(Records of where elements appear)
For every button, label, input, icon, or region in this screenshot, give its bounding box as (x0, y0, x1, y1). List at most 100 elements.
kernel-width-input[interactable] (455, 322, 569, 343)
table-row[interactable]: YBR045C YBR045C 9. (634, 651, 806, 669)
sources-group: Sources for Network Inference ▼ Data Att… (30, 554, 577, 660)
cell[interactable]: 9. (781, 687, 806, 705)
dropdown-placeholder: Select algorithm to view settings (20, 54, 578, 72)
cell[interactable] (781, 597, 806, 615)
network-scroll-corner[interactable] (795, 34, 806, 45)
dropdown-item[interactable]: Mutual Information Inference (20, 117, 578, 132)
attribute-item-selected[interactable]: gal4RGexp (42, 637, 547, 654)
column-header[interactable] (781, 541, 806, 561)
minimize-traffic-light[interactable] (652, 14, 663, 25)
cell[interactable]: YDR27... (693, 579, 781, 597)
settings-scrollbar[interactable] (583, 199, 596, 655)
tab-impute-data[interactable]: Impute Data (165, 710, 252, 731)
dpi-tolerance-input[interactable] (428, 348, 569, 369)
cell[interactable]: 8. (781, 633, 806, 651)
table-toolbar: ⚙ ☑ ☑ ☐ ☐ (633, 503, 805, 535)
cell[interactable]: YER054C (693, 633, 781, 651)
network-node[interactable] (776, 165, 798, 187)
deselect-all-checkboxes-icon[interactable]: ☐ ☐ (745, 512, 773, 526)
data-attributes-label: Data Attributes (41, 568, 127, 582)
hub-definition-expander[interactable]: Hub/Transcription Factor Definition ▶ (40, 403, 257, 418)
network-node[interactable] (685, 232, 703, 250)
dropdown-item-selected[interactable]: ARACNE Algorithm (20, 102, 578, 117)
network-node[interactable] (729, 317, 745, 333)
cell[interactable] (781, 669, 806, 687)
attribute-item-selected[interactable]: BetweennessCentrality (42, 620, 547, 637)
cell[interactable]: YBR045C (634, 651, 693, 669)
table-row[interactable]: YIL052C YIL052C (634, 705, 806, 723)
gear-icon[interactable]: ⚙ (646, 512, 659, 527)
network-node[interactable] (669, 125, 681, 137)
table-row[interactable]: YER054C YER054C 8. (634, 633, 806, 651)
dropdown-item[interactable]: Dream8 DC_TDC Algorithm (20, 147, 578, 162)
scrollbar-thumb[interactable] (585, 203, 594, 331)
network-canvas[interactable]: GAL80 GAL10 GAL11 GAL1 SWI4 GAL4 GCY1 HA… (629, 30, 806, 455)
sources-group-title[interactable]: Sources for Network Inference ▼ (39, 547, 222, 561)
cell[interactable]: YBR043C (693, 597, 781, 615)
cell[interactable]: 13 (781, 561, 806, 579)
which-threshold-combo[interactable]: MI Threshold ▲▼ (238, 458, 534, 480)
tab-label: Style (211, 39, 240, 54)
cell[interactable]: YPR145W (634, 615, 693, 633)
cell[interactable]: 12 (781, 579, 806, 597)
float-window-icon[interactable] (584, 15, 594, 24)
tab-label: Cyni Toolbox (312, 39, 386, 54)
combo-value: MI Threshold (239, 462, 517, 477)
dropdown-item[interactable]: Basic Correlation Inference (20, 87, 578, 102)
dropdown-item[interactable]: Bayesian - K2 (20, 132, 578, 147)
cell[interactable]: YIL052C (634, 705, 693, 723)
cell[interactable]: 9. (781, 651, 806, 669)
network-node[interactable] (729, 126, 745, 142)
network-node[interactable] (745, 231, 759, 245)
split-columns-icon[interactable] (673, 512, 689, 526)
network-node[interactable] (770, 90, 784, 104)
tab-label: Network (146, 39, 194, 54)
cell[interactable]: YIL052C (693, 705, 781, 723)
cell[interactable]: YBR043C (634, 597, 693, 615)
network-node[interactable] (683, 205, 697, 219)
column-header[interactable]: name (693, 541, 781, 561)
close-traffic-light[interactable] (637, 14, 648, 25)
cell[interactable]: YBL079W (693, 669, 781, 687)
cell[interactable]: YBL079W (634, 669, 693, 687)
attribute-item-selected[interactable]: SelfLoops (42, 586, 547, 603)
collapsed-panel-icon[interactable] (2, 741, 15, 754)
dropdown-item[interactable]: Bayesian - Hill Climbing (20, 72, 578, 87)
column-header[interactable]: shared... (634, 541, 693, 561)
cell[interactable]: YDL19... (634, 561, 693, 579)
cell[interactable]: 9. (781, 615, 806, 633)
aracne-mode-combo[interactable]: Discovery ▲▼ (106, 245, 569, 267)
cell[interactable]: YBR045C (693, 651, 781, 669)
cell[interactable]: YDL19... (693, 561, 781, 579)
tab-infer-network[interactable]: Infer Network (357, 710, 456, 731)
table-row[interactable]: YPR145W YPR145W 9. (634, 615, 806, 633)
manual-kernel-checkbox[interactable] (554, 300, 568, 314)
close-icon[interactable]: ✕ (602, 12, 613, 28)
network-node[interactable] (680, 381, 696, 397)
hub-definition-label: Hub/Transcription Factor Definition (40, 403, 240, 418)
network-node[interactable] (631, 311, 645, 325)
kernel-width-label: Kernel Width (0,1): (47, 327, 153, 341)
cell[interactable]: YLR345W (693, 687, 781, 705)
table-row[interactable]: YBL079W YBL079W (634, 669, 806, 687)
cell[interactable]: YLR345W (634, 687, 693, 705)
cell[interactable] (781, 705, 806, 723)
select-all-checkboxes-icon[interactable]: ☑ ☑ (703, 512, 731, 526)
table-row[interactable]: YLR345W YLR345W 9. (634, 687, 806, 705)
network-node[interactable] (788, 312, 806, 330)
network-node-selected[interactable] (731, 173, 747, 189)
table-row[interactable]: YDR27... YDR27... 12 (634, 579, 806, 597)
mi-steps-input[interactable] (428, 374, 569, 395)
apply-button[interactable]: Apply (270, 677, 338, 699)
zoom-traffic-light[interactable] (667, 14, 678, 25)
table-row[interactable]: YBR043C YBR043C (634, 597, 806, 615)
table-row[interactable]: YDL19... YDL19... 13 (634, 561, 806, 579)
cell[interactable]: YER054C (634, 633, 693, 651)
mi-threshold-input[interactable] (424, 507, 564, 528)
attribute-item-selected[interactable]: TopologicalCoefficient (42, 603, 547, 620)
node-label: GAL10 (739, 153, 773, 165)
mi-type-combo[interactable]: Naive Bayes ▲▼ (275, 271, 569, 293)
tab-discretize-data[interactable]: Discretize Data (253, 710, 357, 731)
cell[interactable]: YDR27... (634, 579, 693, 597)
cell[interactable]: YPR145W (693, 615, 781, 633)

Written request:
Turn each line of the rows above into a JSON list of strings, one string per line, leaving out any blank lines.

Result of this task:
[
  "For every button, label, input, icon, or region in this screenshot, give its bounding box as (x0, y0, x1, y1). List at most 100 elements.",
  "kernel-width-input[interactable] (455, 322, 569, 343)",
  "table-row[interactable]: YBR045C YBR045C 9. (634, 651, 806, 669)",
  "sources-group: Sources for Network Inference ▼ Data Att… (30, 554, 577, 660)",
  "cell[interactable]: 9. (781, 687, 806, 705)",
  "dropdown-placeholder: Select algorithm to view settings (20, 54, 578, 72)",
  "cell[interactable] (781, 597, 806, 615)",
  "network-scroll-corner[interactable] (795, 34, 806, 45)",
  "dropdown-item[interactable]: Mutual Information Inference (20, 117, 578, 132)",
  "attribute-item-selected[interactable]: gal4RGexp (42, 637, 547, 654)",
  "column-header[interactable] (781, 541, 806, 561)",
  "minimize-traffic-light[interactable] (652, 14, 663, 25)",
  "cell[interactable]: YDR27... (693, 579, 781, 597)",
  "settings-scrollbar[interactable] (583, 199, 596, 655)",
  "tab-impute-data[interactable]: Impute Data (165, 710, 252, 731)",
  "dpi-tolerance-input[interactable] (428, 348, 569, 369)",
  "cell[interactable]: 8. (781, 633, 806, 651)",
  "table-toolbar: ⚙ ☑ ☑ ☐ ☐ (633, 503, 805, 535)",
  "cell[interactable]: YER054C (693, 633, 781, 651)",
  "network-node[interactable] (776, 165, 798, 187)",
  "deselect-all-checkboxes-icon[interactable]: ☐ ☐ (745, 512, 773, 526)",
  "data-attributes-label: Data Attributes (41, 568, 127, 582)",
  "hub-definition-expander[interactable]: Hub/Transcription Factor Definition ▶ (40, 403, 257, 418)",
  "network-node[interactable] (685, 232, 703, 250)",
  "dropdown-item-selected[interactable]: ARACNE Algorithm (20, 102, 578, 117)",
  "network-node[interactable] (729, 317, 745, 333)",
  "cell[interactable] (781, 669, 806, 687)",
  "attribute-item-selected[interactable]: BetweennessCentrality (42, 620, 547, 637)",
  "cell[interactable]: YBR045C (634, 651, 693, 669)",
  "table-row[interactable]: YIL052C YIL052C (634, 705, 806, 723)",
  "gear-icon[interactable]: ⚙ (646, 512, 659, 527)",
  "network-node[interactable] (669, 125, 681, 137)",
  "table-row[interactable]: YER054C YER054C 8. (634, 633, 806, 651)",
  "dropdown-item[interactable]: Dream8 DC_TDC Algorithm (20, 147, 578, 162)",
  "scrollbar-thumb[interactable] (585, 203, 594, 331)",
  "network-canvas[interactable]: GAL80 GAL10 GAL11 GAL1 SWI4 GAL4 GCY1 HA… (629, 30, 806, 455)",
  "sources-group-title[interactable]: Sources for Network Inference ▼ (39, 547, 222, 561)",
  "cell[interactable]: YBR043C (693, 597, 781, 615)",
  "cell[interactable]: 13 (781, 561, 806, 579)",
  "which-threshold-combo[interactable]: MI Threshold ▲▼ (238, 458, 534, 480)",
  "tab-label: Style (211, 39, 240, 54)",
  "cell[interactable]: YPR145W (634, 615, 693, 633)",
  "cell[interactable]: 12 (781, 579, 806, 597)",
  "float-window-icon[interactable] (584, 15, 594, 24)",
  "tab-label: Cyni Toolbox (312, 39, 386, 54)",
  "combo-value: MI Threshold (239, 462, 517, 477)",
  "dropdown-item[interactable]: Basic Correlation Inference (20, 87, 578, 102)",
  "dropdown-item[interactable]: Bayesian - K2 (20, 132, 578, 147)",
  "cell[interactable]: YIL052C (634, 705, 693, 723)",
  "cell[interactable]: 9. (781, 651, 806, 669)",
  "network-node[interactable] (729, 126, 745, 142)",
  "network-node[interactable] (745, 231, 759, 245)",
  "split-columns-icon[interactable] (673, 512, 689, 526)",
  "network-node[interactable] (770, 90, 784, 104)",
  "tab-label: Network (146, 39, 194, 54)",
  "cell[interactable]: YIL052C (693, 705, 781, 723)",
  "cell[interactable]: YBR043C (634, 597, 693, 615)",
  "network-node[interactable] (683, 205, 697, 219)",
  "column-header[interactable]: name (693, 541, 781, 561)",
  "close-traffic-light[interactable] (637, 14, 648, 25)",
  "cell[interactable]: YBL079W (693, 669, 781, 687)",
  "cell[interactable]: YBL079W (634, 669, 693, 687)",
  "attribute-item-selected[interactable]: SelfLoops (42, 586, 547, 603)",
  "collapsed-panel-icon[interactable] (2, 741, 15, 754)",
  "dropdown-item[interactable]: Bayesian - Hill Climbing (20, 72, 578, 87)",
  "column-header[interactable]: shared... (634, 541, 693, 561)",
  "cell[interactable]: YDL19... (634, 561, 693, 579)",
  "cell[interactable]: 9. (781, 615, 806, 633)",
  "aracne-mode-combo[interactable]: Discovery ▲▼ (106, 245, 569, 267)",
  "cell[interactable]: YBR045C (693, 651, 781, 669)",
  "cell[interactable]: YDL19... (693, 561, 781, 579)",
  "tab-infer-network[interactable]: Infer Network (357, 710, 456, 731)",
  "table-row[interactable]: YPR145W YPR145W 9. (634, 615, 806, 633)",
  "manual-kernel-checkbox[interactable] (554, 300, 568, 314)",
  "close-icon[interactable]: ✕ (602, 12, 613, 28)",
  "network-node[interactable] (680, 381, 696, 397)",
  "hub-definition-label: Hub/Transcription Factor Definition (40, 403, 240, 418)",
  "network-node[interactable] (631, 311, 645, 325)",
  "kernel-width-label: Kernel Width (0,1): (47, 327, 153, 341)",
  "cell[interactable]: YLR345W (693, 687, 781, 705)",
  "table-row[interactable]: YBL079W YBL079W (634, 669, 806, 687)",
  "cell[interactable]: YLR345W (634, 687, 693, 705)",
  "cell[interactable] (781, 705, 806, 723)",
  "select-all-checkboxes-icon[interactable]: ☑ ☑ (703, 512, 731, 526)",
  "table-row[interactable]: YLR345W YLR345W 9. (634, 687, 806, 705)",
  "network-node[interactable] (788, 312, 806, 330)",
  "network-node-selected[interactable] (731, 173, 747, 189)",
  "table-row[interactable]: YDR27... YDR27... 12 (634, 579, 806, 597)",
  "mi-steps-input[interactable] (428, 374, 569, 395)",
  "apply-button[interactable]: Apply (270, 677, 338, 699)",
  "zoom-traffic-light[interactable] (667, 14, 678, 25)",
  "table-row[interactable]: YBR043C YBR043C (634, 597, 806, 615)",
  "table-row[interactable]: YDL19... YDL19... 13 (634, 561, 806, 579)",
  "cell[interactable]: YER054C (634, 633, 693, 651)",
  "mi-threshold-input[interactable] (424, 507, 564, 528)",
  "attribute-item-selected[interactable]: TopologicalCoefficient (42, 603, 547, 620)",
  "node-label: GAL10 (739, 153, 773, 165)",
  "mi-type-combo[interactable]: Naive Bayes ▲▼ (275, 271, 569, 293)",
  "tab-discretize-data[interactable]: Discretize Data (253, 710, 357, 731)",
  "cell[interactable]: YDR27... (634, 579, 693, 597)",
  "cell[interactable]: YPR145W (693, 615, 781, 633)"
]